- TASK GOAL: Print the records exactly. Every mark must remain.
AVAILABLE DATA section start
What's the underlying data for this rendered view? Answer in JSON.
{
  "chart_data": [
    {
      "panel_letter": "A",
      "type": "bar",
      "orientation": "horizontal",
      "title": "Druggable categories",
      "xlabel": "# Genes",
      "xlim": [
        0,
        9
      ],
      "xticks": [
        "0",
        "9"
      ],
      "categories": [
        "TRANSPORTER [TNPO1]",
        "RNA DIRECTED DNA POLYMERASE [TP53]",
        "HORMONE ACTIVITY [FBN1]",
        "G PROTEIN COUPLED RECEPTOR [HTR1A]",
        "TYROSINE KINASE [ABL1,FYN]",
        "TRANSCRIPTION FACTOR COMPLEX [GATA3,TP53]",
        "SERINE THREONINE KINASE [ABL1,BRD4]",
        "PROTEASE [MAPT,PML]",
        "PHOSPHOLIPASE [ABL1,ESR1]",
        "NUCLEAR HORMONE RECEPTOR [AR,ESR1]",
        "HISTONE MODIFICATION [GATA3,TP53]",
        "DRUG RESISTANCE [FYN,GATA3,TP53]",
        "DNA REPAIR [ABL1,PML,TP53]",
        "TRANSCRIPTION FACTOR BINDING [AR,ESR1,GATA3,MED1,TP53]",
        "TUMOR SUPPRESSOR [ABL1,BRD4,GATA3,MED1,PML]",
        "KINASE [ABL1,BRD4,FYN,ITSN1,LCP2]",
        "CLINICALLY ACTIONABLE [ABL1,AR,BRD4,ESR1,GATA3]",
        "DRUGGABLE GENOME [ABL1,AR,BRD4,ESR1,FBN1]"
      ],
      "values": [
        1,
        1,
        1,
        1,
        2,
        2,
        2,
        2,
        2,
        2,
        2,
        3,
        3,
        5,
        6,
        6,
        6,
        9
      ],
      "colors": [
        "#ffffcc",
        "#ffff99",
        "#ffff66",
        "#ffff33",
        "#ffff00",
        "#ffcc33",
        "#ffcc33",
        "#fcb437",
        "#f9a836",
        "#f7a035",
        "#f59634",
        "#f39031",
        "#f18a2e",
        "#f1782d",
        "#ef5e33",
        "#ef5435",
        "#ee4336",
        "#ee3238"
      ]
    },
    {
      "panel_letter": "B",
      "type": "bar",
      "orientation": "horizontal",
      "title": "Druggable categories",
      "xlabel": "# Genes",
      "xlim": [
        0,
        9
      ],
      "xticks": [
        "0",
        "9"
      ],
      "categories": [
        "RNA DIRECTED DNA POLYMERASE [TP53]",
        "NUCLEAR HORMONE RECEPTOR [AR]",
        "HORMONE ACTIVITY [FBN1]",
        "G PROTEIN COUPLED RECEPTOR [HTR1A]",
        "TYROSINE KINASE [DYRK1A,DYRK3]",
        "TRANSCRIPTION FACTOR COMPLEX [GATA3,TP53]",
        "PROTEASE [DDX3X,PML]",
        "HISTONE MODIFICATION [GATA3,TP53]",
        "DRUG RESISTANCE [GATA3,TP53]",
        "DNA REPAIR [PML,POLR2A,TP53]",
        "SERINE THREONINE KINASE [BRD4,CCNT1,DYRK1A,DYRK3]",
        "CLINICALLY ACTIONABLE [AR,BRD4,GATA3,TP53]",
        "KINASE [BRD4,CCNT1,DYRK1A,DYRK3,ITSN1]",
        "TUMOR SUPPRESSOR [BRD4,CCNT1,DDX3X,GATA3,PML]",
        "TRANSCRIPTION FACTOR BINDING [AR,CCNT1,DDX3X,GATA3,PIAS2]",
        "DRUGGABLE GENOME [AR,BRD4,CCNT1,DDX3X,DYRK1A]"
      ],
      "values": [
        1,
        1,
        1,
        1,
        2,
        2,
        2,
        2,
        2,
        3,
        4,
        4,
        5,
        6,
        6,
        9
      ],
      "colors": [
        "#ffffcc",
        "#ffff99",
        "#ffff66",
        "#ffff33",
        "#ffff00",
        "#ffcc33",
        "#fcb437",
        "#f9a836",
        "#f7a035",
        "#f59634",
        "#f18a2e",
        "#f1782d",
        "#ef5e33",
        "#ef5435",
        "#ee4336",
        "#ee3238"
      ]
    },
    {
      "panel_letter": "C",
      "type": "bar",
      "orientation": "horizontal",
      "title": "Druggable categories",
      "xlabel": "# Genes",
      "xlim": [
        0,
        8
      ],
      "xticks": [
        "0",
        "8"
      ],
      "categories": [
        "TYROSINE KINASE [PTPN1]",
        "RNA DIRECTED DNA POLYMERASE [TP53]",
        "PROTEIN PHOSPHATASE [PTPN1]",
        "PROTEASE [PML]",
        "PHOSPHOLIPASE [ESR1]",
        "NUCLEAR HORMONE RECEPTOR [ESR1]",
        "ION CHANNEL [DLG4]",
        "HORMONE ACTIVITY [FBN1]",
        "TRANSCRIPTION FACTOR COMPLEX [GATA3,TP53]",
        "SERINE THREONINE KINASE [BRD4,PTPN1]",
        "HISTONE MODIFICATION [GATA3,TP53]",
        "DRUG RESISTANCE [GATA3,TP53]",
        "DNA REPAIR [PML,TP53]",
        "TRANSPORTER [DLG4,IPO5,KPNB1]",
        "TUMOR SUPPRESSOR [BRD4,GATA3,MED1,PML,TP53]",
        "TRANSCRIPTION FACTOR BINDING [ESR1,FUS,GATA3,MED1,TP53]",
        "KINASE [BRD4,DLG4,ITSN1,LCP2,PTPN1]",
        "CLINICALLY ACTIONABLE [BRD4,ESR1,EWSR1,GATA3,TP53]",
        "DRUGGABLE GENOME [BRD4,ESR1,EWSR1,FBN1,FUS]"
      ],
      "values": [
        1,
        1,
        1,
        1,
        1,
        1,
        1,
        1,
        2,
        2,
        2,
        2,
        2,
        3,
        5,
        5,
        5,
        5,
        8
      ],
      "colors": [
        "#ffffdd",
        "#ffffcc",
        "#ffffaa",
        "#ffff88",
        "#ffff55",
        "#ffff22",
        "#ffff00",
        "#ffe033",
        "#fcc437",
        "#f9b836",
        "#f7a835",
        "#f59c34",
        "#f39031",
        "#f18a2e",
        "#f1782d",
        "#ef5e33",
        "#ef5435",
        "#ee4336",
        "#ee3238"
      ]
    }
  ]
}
AVAILABLE DATA section end
- RESPONSE BELOW:
What's the underlying data for this rendered view? Answer in JSON.
{
  "chart_data": [
    {
      "panel_letter": "A",
      "type": "bar",
      "orientation": "horizontal",
      "title": "Druggable categories",
      "xlabel": "# Genes",
      "xlim": [
        0,
        9
      ],
      "xticks": [
        "0",
        "9"
      ],
      "categories": [
        "TRANSPORTER [TNPO1]",
        "RNA DIRECTED DNA POLYMERASE [TP53]",
        "HORMONE ACTIVITY [FBN1]",
        "G PROTEIN COUPLED RECEPTOR [HTR1A]",
        "TYROSINE KINASE [ABL1,FYN]",
        "TRANSCRIPTION FACTOR COMPLEX [GATA3,TP53]",
        "SERINE THREONINE KINASE [ABL1,BRD4]",
        "PROTEASE [MAPT,PML]",
        "PHOSPHOLIPASE [ABL1,ESR1]",
        "NUCLEAR HORMONE RECEPTOR [AR,ESR1]",
        "HISTONE MODIFICATION [GATA3,TP53]",
        "DRUG RESISTANCE [FYN,GATA3,TP53]",
        "DNA REPAIR [ABL1,PML,TP53]",
        "TRANSCRIPTION FACTOR BINDING [AR,ESR1,GATA3,MED1,TP53]",
        "TUMOR SUPPRESSOR [ABL1,BRD4,GATA3,MED1,PML]",
        "KINASE [ABL1,BRD4,FYN,ITSN1,LCP2]",
        "CLINICALLY ACTIONABLE [ABL1,AR,BRD4,ESR1,GATA3]",
        "DRUGGABLE GENOME [ABL1,AR,BRD4,ESR1,FBN1]"
      ],
      "values": [
        1,
        1,
        1,
        1,
        2,
        2,
        2,
        2,
        2,
        2,
        2,
        3,
        3,
        5,
        6,
        6,
        6,
        9
      ],
      "colors": [
        "#ffffcc",
        "#ffff99",
        "#ffff66",
        "#ffff33",
        "#ffff00",
        "#ffcc33",
        "#ffcc33",
        "#fcb437",
        "#f9a836",
        "#f7a035",
        "#f59634",
        "#f39031",
        "#f18a2e",
        "#f1782d",
        "#ef5e33",
        "#ef5435",
        "#ee4336",
        "#ee3238"
      ]
    },
    {
      "panel_letter": "B",
      "type": "bar",
      "orientation": "horizontal",
      "title": "Druggable categories",
      "xlabel": "# Genes",
      "xlim": [
        0,
        9
      ],
      "xticks": [
        "0",
        "9"
      ],
      "categories": [
        "RNA DIRECTED DNA POLYMERASE [TP53]",
        "NUCLEAR HORMONE RECEPTOR [AR]",
        "HORMONE ACTIVITY [FBN1]",
        "G PROTEIN COUPLED RECEPTOR [HTR1A]",
        "TYROSINE KINASE [DYRK1A,DYRK3]",
        "TRANSCRIPTION FACTOR COMPLEX [GATA3,TP53]",
        "PROTEASE [DDX3X,PML]",
        "HISTONE MODIFICATION [GATA3,TP53]",
        "DRUG RESISTANCE [GATA3,TP53]",
        "DNA REPAIR [PML,POLR2A,TP53]",
        "SERINE THREONINE KINASE [BRD4,CCNT1,DYRK1A,DYRK3]",
        "CLINICALLY ACTIONABLE [AR,BRD4,GATA3,TP53]",
        "KINASE [BRD4,CCNT1,DYRK1A,DYRK3,ITSN1]",
        "TUMOR SUPPRESSOR [BRD4,CCNT1,DDX3X,GATA3,PML]",
        "TRANSCRIPTION FACTOR BINDING [AR,CCNT1,DDX3X,GATA3,PIAS2]",
        "DRUGGABLE GENOME [AR,BRD4,CCNT1,DDX3X,DYRK1A]"
      ],
      "values": [
        1,
        1,
        1,
        1,
        2,
        2,
        2,
        2,
        2,
        3,
        4,
        4,
        5,
        6,
        6,
        9
      ],
      "colors": [
        "#ffffcc",
        "#ffff99",
        "#ffff66",
        "#ffff33",
        "#ffff00",
        "#ffcc33",
        "#fcb437",
        "#f9a836",
        "#f7a035",
        "#f59634",
        "#f18a2e",
        "#f1782d",
        "#ef5e33",
        "#ef5435",
        "#ee4336",
        "#ee3238"
      ]
    },
    {
      "panel_letter": "C",
      "type": "bar",
      "orientation": "horizontal",
      "title": "Druggable categories",
      "xlabel": "# Genes",
      "xlim": [
        0,
        8
      ],
      "xticks": [
        "0",
        "8"
      ],
      "categories": [
        "TYROSINE KINASE [PTPN1]",
        "RNA DIRECTED DNA POLYMERASE [TP53]",
        "PROTEIN PHOSPHATASE [PTPN1]",
        "PROTEASE [PML]",
        "PHOSPHOLIPASE [ESR1]",
        "NUCLEAR HORMONE RECEPTOR [ESR1]",
        "ION CHANNEL [DLG4]",
        "HORMONE ACTIVITY [FBN1]",
        "TRANSCRIPTION FACTOR COMPLEX [GATA3,TP53]",
        "SERINE THREONINE KINASE [BRD4,PTPN1]",
        "HISTONE MODIFICATION [GATA3,TP53]",
        "DRUG RESISTANCE [GATA3,TP53]",
        "DNA REPAIR [PML,TP53]",
        "TRANSPORTER [DLG4,IPO5,KPNB1]",
        "TUMOR SUPPRESSOR [BRD4,GATA3,MED1,PML,TP53]",
        "TRANSCRIPTION FACTOR BINDING [ESR1,FUS,GATA3,MED1,TP53]",
        "KINASE [BRD4,DLG4,ITSN1,LCP2,PTPN1]",
        "CLINICALLY ACTIONABLE [BRD4,ESR1,EWSR1,GATA3,TP53]",
        "DRUGGABLE GENOME [BRD4,ESR1,EWSR1,FBN1,FUS]"
      ],
      "values": [
        1,
        1,
        1,
        1,
        1,
        1,
        1,
        1,
        2,
        2,
        2,
        2,
        2,
        3,
        5,
        5,
        5,
        5,
        8
      ],
      "colors": [
        "#ffffdd",
        "#ffffcc",
        "#ffffaa",
        "#ffff88",
        "#ffff55",
        "#ffff22",
        "#ffff00",
        "#ffe033",
        "#fcc437",
        "#f9b836",
        "#f7a835",
        "#f59c34",
        "#f39031",
        "#f18a2e",
        "#f1782d",
        "#ef5e33",
        "#ef5435",
        "#ee4336",
        "#ee3238"
      ]
    }
  ]
}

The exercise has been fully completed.